TASK DESCRIPTION ▸ Omit every picture and write out the rest of the records exactly.

[Items listed in a dataset]

--*--

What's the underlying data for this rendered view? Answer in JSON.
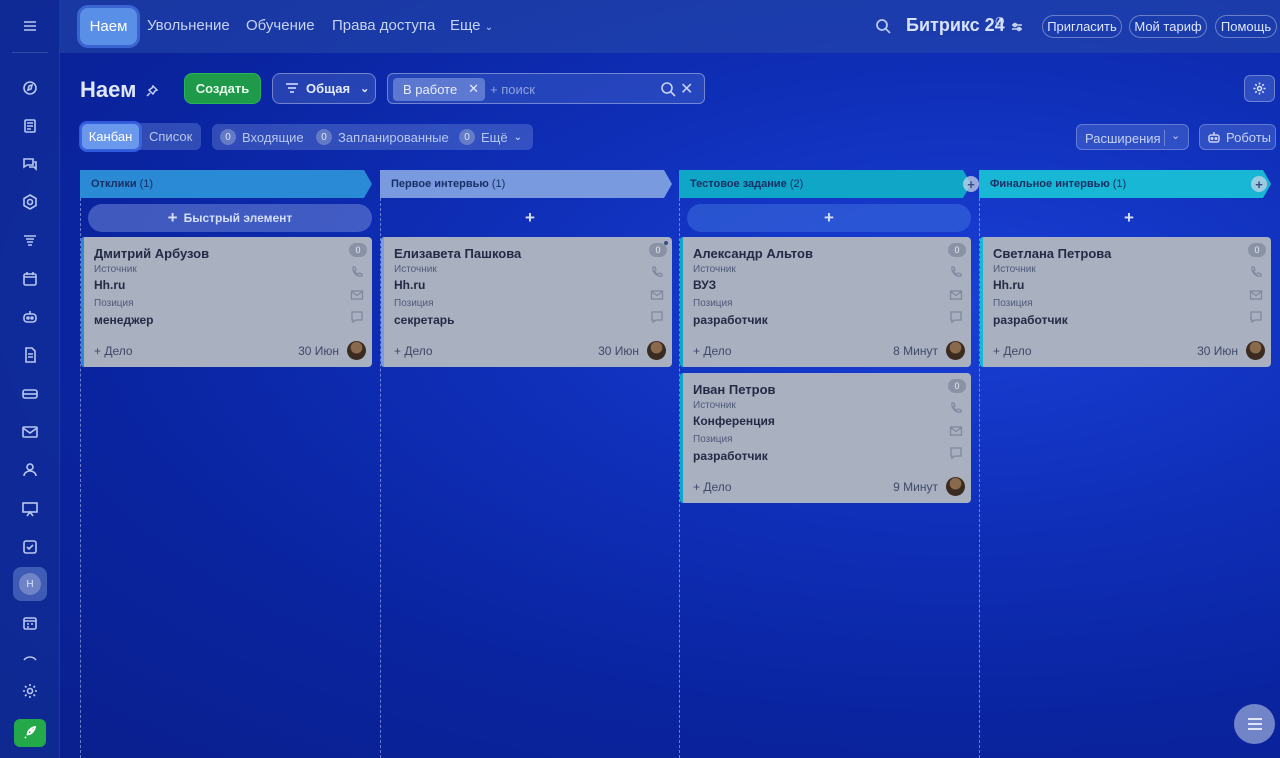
{
  "topbar": {
    "tabs": [
      "Наем",
      "Увольнение",
      "Обучение",
      "Права доступа",
      "Еще"
    ],
    "brand": "Битрикс 24",
    "invite": "Пригласить",
    "tariff": "Мой тариф",
    "help": "Помощь"
  },
  "sidebar": {
    "user_initial": "Н",
    "icons": [
      "compass-icon",
      "news-icon",
      "chat-icon",
      "hexagon-icon",
      "funnel-icon",
      "calendar-icon",
      "robot-icon",
      "document-icon",
      "drive-icon",
      "mail-icon",
      "users-icon",
      "presentation-icon",
      "checkbox-icon",
      "hiring-icon",
      "schedule-icon",
      "collapse-icon",
      "settings-icon",
      "rocket-icon"
    ]
  },
  "page": {
    "title": "Наем",
    "create_label": "Создать",
    "filter_label": "Общая",
    "search_chip": "В работе",
    "search_placeholder": "+ поиск"
  },
  "views": {
    "active": "Канбан",
    "other": "Список",
    "counters": [
      {
        "num": "0",
        "label": "Входящие"
      },
      {
        "num": "0",
        "label": "Запланированные"
      },
      {
        "num": "0",
        "label": "Ещё"
      }
    ],
    "extensions": "Расширения",
    "robots": "Роботы"
  },
  "colors": {
    "col1": "#2a8ad6",
    "col2": "#7a9ae0",
    "col3": "#10a6c8",
    "col4": "#19b7d6"
  },
  "columns": [
    {
      "title": "Отклики",
      "count": "(1)",
      "quick_add": "Быстрый элемент",
      "cards": [
        {
          "name": "Дмитрий Арбузов",
          "source_label": "Источник",
          "source": "Hh.ru",
          "position_label": "Позиция",
          "position": "менеджер",
          "badge": "0",
          "task": "+ Дело",
          "date": "30 Июн"
        }
      ]
    },
    {
      "title": "Первое интервью",
      "count": "(1)",
      "quick_add": "",
      "cards": [
        {
          "name": "Елизавета Пашкова",
          "source_label": "Источник",
          "source": "Hh.ru",
          "position_label": "Позиция",
          "position": "секретарь",
          "badge": "0",
          "task": "+ Дело",
          "date": "30 Июн"
        }
      ]
    },
    {
      "title": "Тестовое задание",
      "count": "(2)",
      "quick_add": "",
      "cards": [
        {
          "name": "Александр Альтов",
          "source_label": "Источник",
          "source": "ВУЗ",
          "position_label": "Позиция",
          "position": "разработчик",
          "badge": "0",
          "task": "+ Дело",
          "date": "8 Минут"
        },
        {
          "name": "Иван Петров",
          "source_label": "Источник",
          "source": "Конференция",
          "position_label": "Позиция",
          "position": "разработчик",
          "badge": "0",
          "task": "+ Дело",
          "date": "9 Минут"
        }
      ]
    },
    {
      "title": "Финальное интервью",
      "count": "(1)",
      "quick_add": "",
      "cards": [
        {
          "name": "Светлана Петрова",
          "source_label": "Источник",
          "source": "Hh.ru",
          "position_label": "Позиция",
          "position": "разработчик",
          "badge": "0",
          "task": "+ Дело",
          "date": "30 Июн"
        }
      ]
    }
  ]
}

--*--

THE OUTPUT ▸
What's the underlying data for this rendered view? Answer in JSON.
{
  "topbar": {
    "tabs": [
      "Наем",
      "Увольнение",
      "Обучение",
      "Права доступа",
      "Еще"
    ],
    "brand": "Битрикс 24",
    "invite": "Пригласить",
    "tariff": "Мой тариф",
    "help": "Помощь"
  },
  "sidebar": {
    "user_initial": "Н",
    "icons": [
      "compass-icon",
      "news-icon",
      "chat-icon",
      "hexagon-icon",
      "funnel-icon",
      "calendar-icon",
      "robot-icon",
      "document-icon",
      "drive-icon",
      "mail-icon",
      "users-icon",
      "presentation-icon",
      "checkbox-icon",
      "hiring-icon",
      "schedule-icon",
      "collapse-icon",
      "settings-icon",
      "rocket-icon"
    ]
  },
  "page": {
    "title": "Наем",
    "create_label": "Создать",
    "filter_label": "Общая",
    "search_chip": "В работе",
    "search_placeholder": "+ поиск"
  },
  "views": {
    "active": "Канбан",
    "other": "Список",
    "counters": [
      {
        "num": "0",
        "label": "Входящие"
      },
      {
        "num": "0",
        "label": "Запланированные"
      },
      {
        "num": "0",
        "label": "Ещё"
      }
    ],
    "extensions": "Расширения",
    "robots": "Роботы"
  },
  "colors": {
    "col1": "#2a8ad6",
    "col2": "#7a9ae0",
    "col3": "#10a6c8",
    "col4": "#19b7d6"
  },
  "columns": [
    {
      "title": "Отклики",
      "count": "(1)",
      "quick_add": "Быстрый элемент",
      "cards": [
        {
          "name": "Дмитрий Арбузов",
          "source_label": "Источник",
          "source": "Hh.ru",
          "position_label": "Позиция",
          "position": "менеджер",
          "badge": "0",
          "task": "+ Дело",
          "date": "30 Июн"
        }
      ]
    },
    {
      "title": "Первое интервью",
      "count": "(1)",
      "quick_add": "",
      "cards": [
        {
          "name": "Елизавета Пашкова",
          "source_label": "Источник",
          "source": "Hh.ru",
          "position_label": "Позиция",
          "position": "секретарь",
          "badge": "0",
          "task": "+ Дело",
          "date": "30 Июн"
        }
      ]
    },
    {
      "title": "Тестовое задание",
      "count": "(2)",
      "quick_add": "",
      "cards": [
        {
          "name": "Александр Альтов",
          "source_label": "Источник",
          "source": "ВУЗ",
          "position_label": "Позиция",
          "position": "разработчик",
          "badge": "0",
          "task": "+ Дело",
          "date": "8 Минут"
        },
        {
          "name": "Иван Петров",
          "source_label": "Источник",
          "source": "Конференция",
          "position_label": "Позиция",
          "position": "разработчик",
          "badge": "0",
          "task": "+ Дело",
          "date": "9 Минут"
        }
      ]
    },
    {
      "title": "Финальное интервью",
      "count": "(1)",
      "quick_add": "",
      "cards": [
        {
          "name": "Светлана Петрова",
          "source_label": "Источник",
          "source": "Hh.ru",
          "position_label": "Позиция",
          "position": "разработчик",
          "badge": "0",
          "task": "+ Дело",
          "date": "30 Июн"
        }
      ]
    }
  ]
}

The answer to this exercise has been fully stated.